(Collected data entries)

● ● ● ●

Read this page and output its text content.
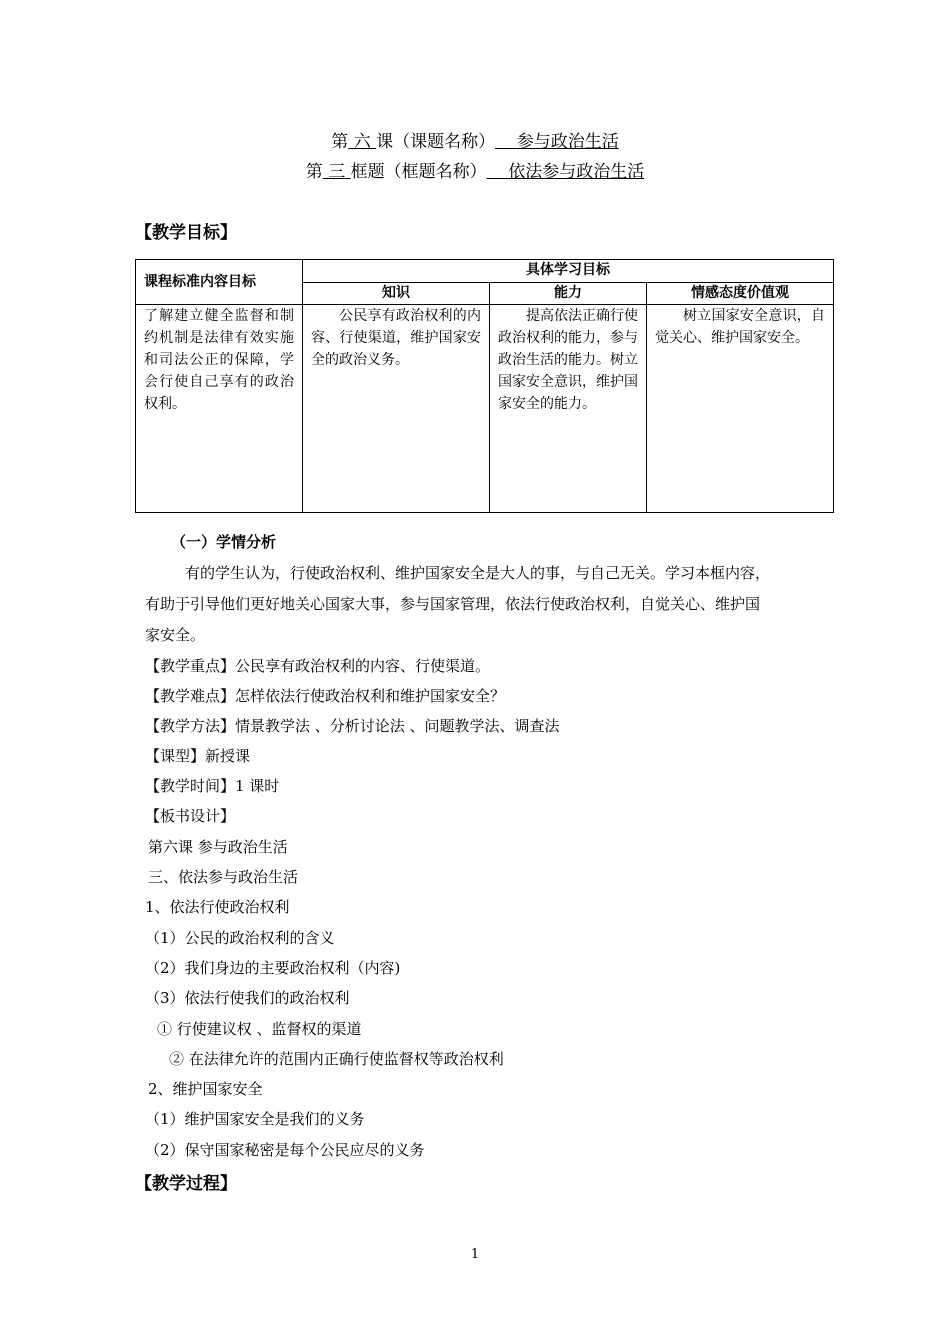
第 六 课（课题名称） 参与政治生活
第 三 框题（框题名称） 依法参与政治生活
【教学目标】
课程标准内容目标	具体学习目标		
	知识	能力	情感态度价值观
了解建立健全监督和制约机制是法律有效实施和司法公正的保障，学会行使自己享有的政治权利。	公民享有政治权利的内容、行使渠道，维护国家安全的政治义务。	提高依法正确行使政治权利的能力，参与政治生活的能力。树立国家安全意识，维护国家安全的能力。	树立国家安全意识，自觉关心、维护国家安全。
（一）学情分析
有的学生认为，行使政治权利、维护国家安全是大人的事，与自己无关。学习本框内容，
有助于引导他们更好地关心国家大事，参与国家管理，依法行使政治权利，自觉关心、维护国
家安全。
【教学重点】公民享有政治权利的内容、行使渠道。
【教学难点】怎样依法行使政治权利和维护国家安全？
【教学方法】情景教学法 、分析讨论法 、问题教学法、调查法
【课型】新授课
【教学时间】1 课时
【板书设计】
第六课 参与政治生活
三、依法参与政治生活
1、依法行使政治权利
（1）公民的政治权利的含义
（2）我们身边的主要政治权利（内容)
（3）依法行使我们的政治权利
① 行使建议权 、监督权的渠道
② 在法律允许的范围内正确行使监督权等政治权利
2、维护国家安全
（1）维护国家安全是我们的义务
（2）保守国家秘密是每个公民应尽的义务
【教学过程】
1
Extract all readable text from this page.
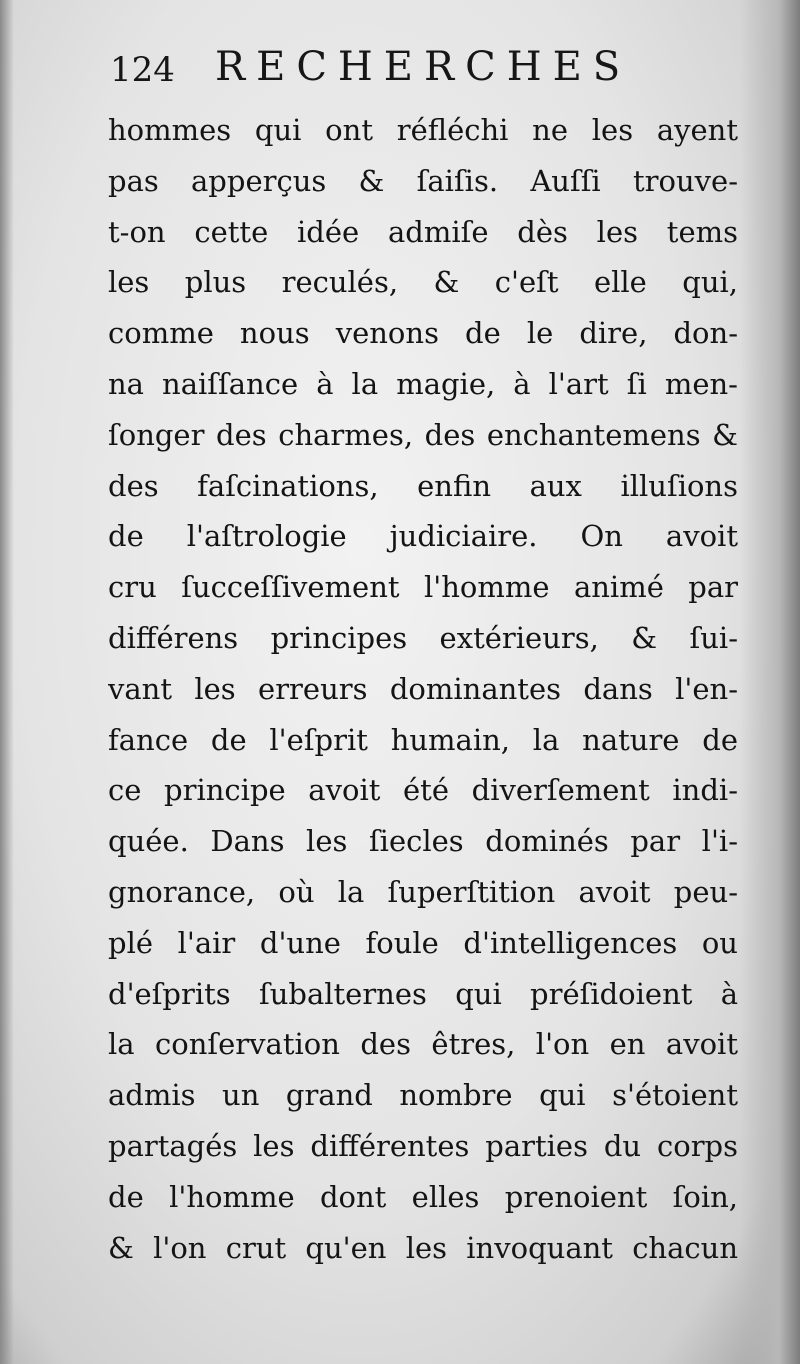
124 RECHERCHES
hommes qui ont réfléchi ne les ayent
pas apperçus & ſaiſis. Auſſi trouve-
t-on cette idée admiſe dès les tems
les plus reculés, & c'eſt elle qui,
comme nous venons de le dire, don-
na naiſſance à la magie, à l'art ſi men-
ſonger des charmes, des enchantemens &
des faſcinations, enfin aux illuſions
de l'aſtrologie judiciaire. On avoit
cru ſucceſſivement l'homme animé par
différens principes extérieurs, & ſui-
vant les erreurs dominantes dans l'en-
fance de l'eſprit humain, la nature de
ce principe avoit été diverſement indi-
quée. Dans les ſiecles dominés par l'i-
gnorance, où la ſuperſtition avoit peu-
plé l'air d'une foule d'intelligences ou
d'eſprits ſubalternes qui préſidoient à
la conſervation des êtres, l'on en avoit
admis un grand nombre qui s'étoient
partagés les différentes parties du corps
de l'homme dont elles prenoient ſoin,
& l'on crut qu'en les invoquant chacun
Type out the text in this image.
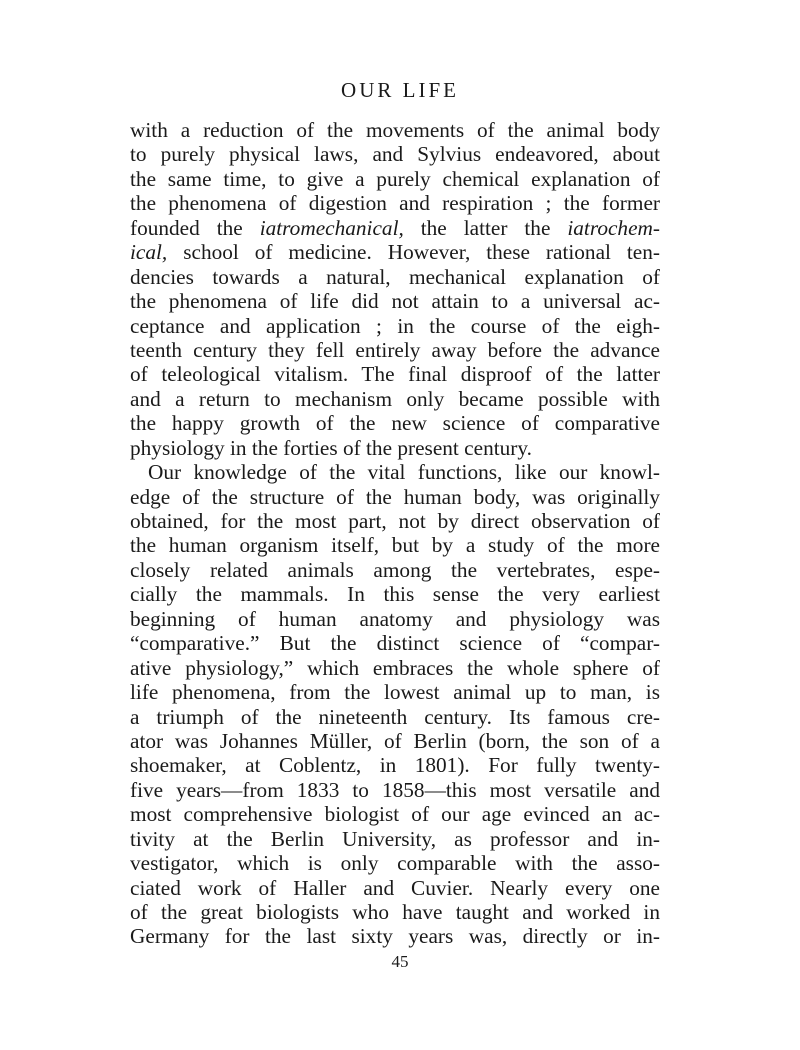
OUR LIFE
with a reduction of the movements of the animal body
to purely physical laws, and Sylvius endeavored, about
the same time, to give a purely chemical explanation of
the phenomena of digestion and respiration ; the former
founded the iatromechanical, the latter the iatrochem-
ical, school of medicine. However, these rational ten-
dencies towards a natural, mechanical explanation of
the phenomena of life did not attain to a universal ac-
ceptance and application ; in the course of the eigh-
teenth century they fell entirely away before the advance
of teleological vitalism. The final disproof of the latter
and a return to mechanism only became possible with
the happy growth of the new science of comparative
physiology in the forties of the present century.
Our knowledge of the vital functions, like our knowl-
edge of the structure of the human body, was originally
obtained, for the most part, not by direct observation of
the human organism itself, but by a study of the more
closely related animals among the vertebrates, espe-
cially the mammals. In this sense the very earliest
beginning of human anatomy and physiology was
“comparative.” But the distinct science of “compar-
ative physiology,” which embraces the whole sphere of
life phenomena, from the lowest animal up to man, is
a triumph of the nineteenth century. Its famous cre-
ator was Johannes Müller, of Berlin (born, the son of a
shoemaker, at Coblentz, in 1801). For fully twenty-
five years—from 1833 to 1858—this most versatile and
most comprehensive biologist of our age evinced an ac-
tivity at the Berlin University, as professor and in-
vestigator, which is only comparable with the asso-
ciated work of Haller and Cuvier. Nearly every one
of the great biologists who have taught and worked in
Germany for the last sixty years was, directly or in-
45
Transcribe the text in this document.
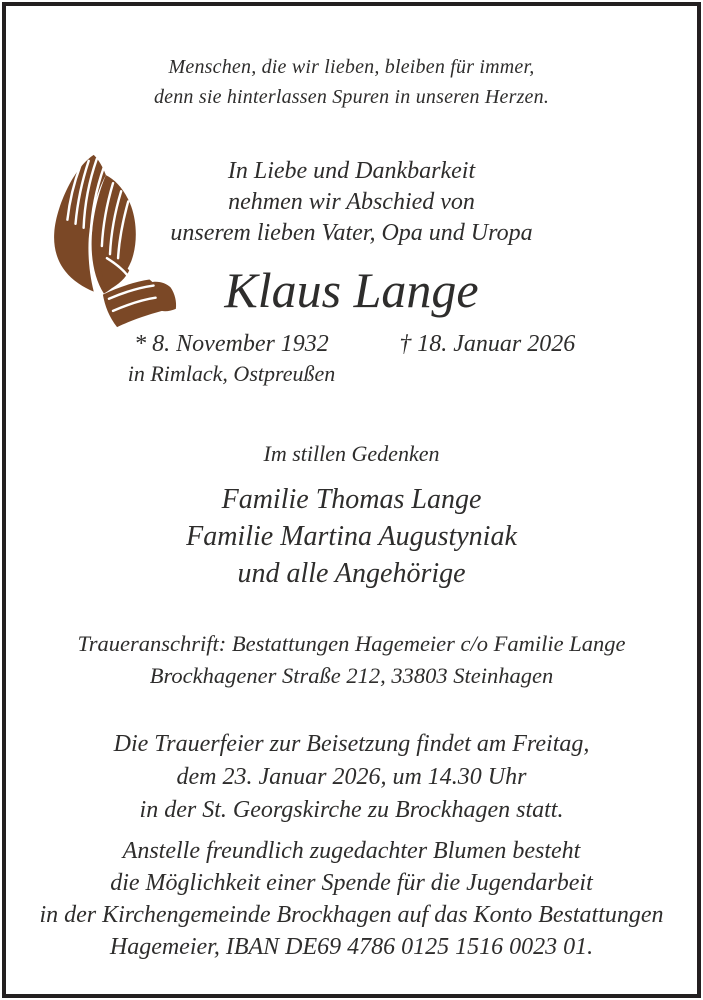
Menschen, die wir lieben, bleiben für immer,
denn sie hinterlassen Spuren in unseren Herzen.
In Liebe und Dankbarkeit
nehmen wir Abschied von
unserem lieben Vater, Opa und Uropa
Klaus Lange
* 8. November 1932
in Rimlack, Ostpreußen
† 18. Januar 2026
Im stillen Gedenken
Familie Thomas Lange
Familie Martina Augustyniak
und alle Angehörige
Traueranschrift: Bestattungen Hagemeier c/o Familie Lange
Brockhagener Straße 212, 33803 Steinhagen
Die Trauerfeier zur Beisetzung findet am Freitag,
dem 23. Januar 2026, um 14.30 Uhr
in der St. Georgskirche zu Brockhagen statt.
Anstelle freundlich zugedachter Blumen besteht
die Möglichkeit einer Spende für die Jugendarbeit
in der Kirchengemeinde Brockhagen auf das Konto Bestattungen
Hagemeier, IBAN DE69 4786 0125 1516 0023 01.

● ● ● ●

**The task**
Omit the pictures and output all of the other material exactly.

**Solution to this task**
Read this page and output its text content.
第 六 课（课题名称） 参与政治生活
第 三 框题（框题名称） 依法参与政治生活
【教学目标】
课程标准内容目标	具体学习目标		
	知识	能力	情感态度价值观
了解建立健全监督和制约机制是法律有效实施和司法公正的保障，学会行使自己享有的政治权利。	公民享有政治权利的内容、行使渠道，维护国家安全的政治义务。	提高依法正确行使政治权利的能力，参与政治生活的能力。树立国家安全意识，维护国家安全的能力。	树立国家安全意识，自觉关心、维护国家安全。
（一）学情分析
有的学生认为，行使政治权利、维护国家安全是大人的事，与自己无关。学习本框内容，
有助于引导他们更好地关心国家大事，参与国家管理，依法行使政治权利，自觉关心、维护国
家安全。
【教学重点】公民享有政治权利的内容、行使渠道。
【教学难点】怎样依法行使政治权利和维护国家安全？
【教学方法】情景教学法 、分析讨论法 、问题教学法、调查法
【课型】新授课
【教学时间】1 课时
【板书设计】
第六课 参与政治生活
三、依法参与政治生活
1、依法行使政治权利
（1）公民的政治权利的含义
（2）我们身边的主要政治权利（内容)
（3）依法行使我们的政治权利
① 行使建议权 、监督权的渠道
② 在法律允许的范围内正确行使监督权等政治权利
2、维护国家安全
（1）维护国家安全是我们的义务
（2）保守国家秘密是每个公民应尽的义务
【教学过程】
1
Extract all readable text from this page.
124 RECHERCHES
hommes qui ont réfléchi ne les ayent
pas apperçus & ſaiſis. Auſſi trouve-
t-on cette idée admiſe dès les tems
les plus reculés, & c'eſt elle qui,
comme nous venons de le dire, don-
na naiſſance à la magie, à l'art ſi men-
ſonger des charmes, des enchantemens &
des faſcinations, enfin aux illuſions
de l'aſtrologie judiciaire. On avoit
cru ſucceſſivement l'homme animé par
différens principes extérieurs, & ſui-
vant les erreurs dominantes dans l'en-
fance de l'eſprit humain, la nature de
ce principe avoit été diverſement indi-
quée. Dans les ſiecles dominés par l'i-
gnorance, où la ſuperſtition avoit peu-
plé l'air d'une foule d'intelligences ou
d'eſprits ſubalternes qui préſidoient à
la conſervation des êtres, l'on en avoit
admis un grand nombre qui s'étoient
partagés les différentes parties du corps
de l'homme dont elles prenoient ſoin,
& l'on crut qu'en les invoquant chacun
Type out the text in this image.
OUR LIFE
with a reduction of the movements of the animal body
to purely physical laws, and Sylvius endeavored, about
the same time, to give a purely chemical explanation of
the phenomena of digestion and respiration ; the former
founded the iatromechanical, the latter the iatrochem-
ical, school of medicine. However, these rational ten-
dencies towards a natural, mechanical explanation of
the phenomena of life did not attain to a universal ac-
ceptance and application ; in the course of the eigh-
teenth century they fell entirely away before the advance
of teleological vitalism. The final disproof of the latter
and a return to mechanism only became possible with
the happy growth of the new science of comparative
physiology in the forties of the present century.
Our knowledge of the vital functions, like our knowl-
edge of the structure of the human body, was originally
obtained, for the most part, not by direct observation of
the human organism itself, but by a study of the more
closely related animals among the vertebrates, espe-
cially the mammals. In this sense the very earliest
beginning of human anatomy and physiology was
“comparative.” But the distinct science of “compar-
ative physiology,” which embraces the whole sphere of
life phenomena, from the lowest animal up to man, is
a triumph of the nineteenth century. Its famous cre-
ator was Johannes Müller, of Berlin (born, the son of a
shoemaker, at Coblentz, in 1801). For fully twenty-
five years—from 1833 to 1858—this most versatile and
most comprehensive biologist of our age evinced an ac-
tivity at the Berlin University, as professor and in-
vestigator, which is only comparable with the asso-
ciated work of Haller and Cuvier. Nearly every one
of the great biologists who have taught and worked in
Germany for the last sixty years was, directly or in-
45
Transcribe the text in this document.
Menschen, die wir lieben, bleiben für immer,
denn sie hinterlassen Spuren in unseren Herzen.
In Liebe und Dankbarkeit
nehmen wir Abschied von
unserem lieben Vater, Opa und Uropa
Klaus Lange
* 8. November 1932
in Rimlack, Ostpreußen
† 18. Januar 2026
Im stillen Gedenken
Familie Thomas Lange
Familie Martina Augustyniak
und alle Angehörige
Traueranschrift: Bestattungen Hagemeier c/o Familie Lange
Brockhagener Straße 212, 33803 Steinhagen
Die Trauerfeier zur Beisetzung findet am Freitag,
dem 23. Januar 2026, um 14.30 Uhr
in der St. Georgskirche zu Brockhagen statt.
Anstelle freundlich zugedachter Blumen besteht
die Möglichkeit einer Spende für die Jugendarbeit
in der Kirchengemeinde Brockhagen auf das Konto Bestattungen
Hagemeier, IBAN DE69 4786 0125 1516 0023 01.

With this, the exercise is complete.